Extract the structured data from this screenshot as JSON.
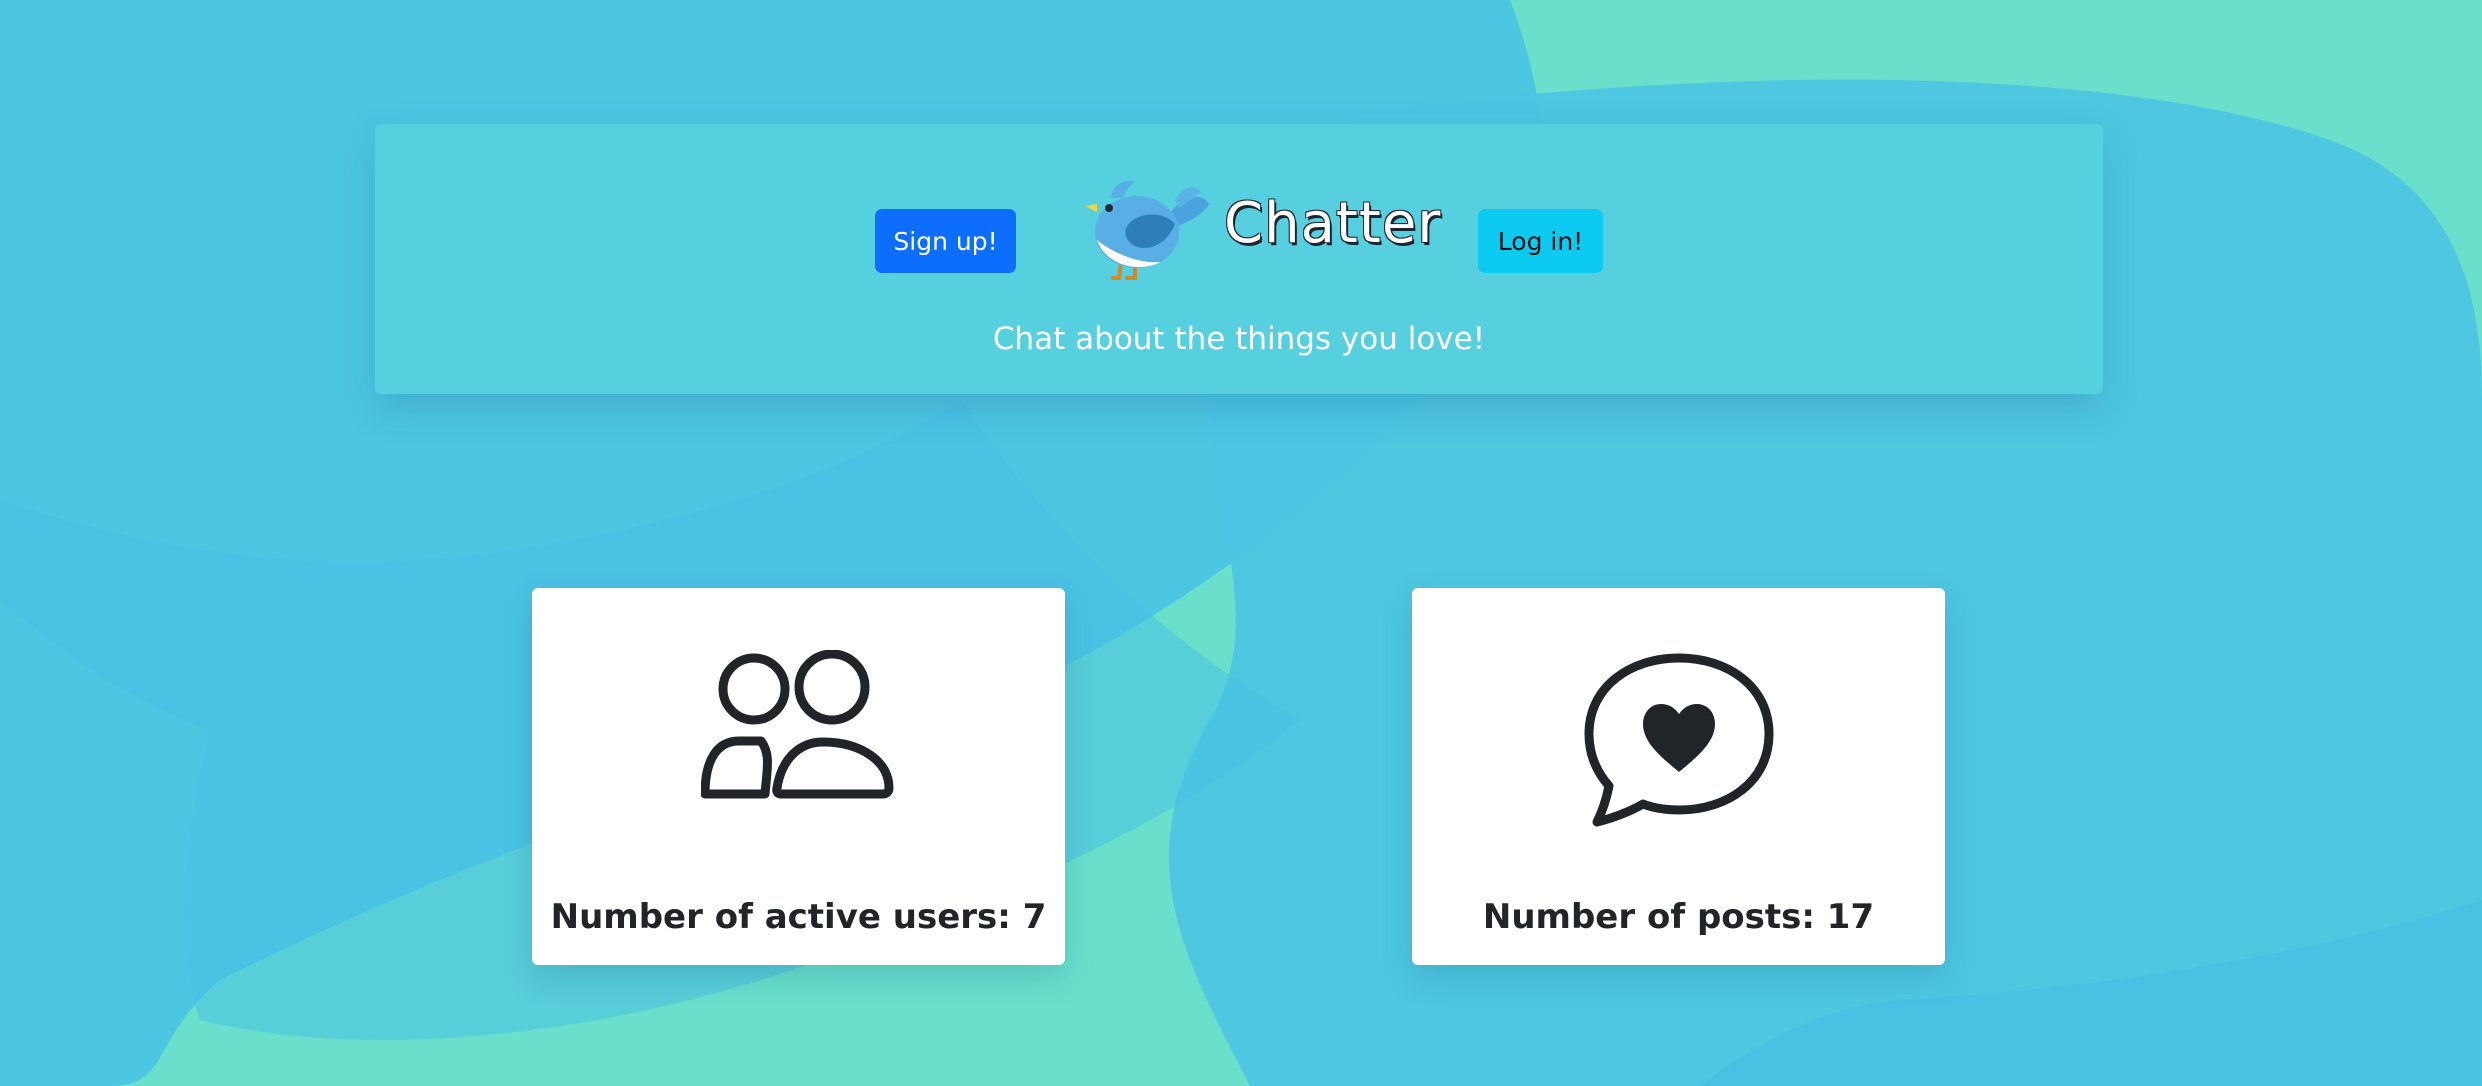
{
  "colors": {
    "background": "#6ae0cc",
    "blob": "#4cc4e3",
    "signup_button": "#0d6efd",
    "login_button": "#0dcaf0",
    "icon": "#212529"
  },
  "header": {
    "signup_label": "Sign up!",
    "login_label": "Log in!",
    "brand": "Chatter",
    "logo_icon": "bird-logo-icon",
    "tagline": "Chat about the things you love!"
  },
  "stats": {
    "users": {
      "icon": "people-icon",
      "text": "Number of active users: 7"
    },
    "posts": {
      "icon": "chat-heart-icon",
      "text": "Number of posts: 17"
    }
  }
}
• • •
• [Problem description]:
Give the entries again word for word, but skip the pictures.

• [Solution to this problem]:
Extract the structured data from this screenshot as JSON.
{
  "colors": {
    "background": "#6ae0cc",
    "blob": "#4cc4e3",
    "signup_button": "#0d6efd",
    "login_button": "#0dcaf0",
    "icon": "#212529"
  },
  "header": {
    "signup_label": "Sign up!",
    "login_label": "Log in!",
    "brand": "Chatter",
    "logo_icon": "bird-logo-icon",
    "tagline": "Chat about the things you love!"
  },
  "stats": {
    "users": {
      "icon": "people-icon",
      "text": "Number of active users: 7"
    },
    "posts": {
      "icon": "chat-heart-icon",
      "text": "Number of posts: 17"
    }
  }
}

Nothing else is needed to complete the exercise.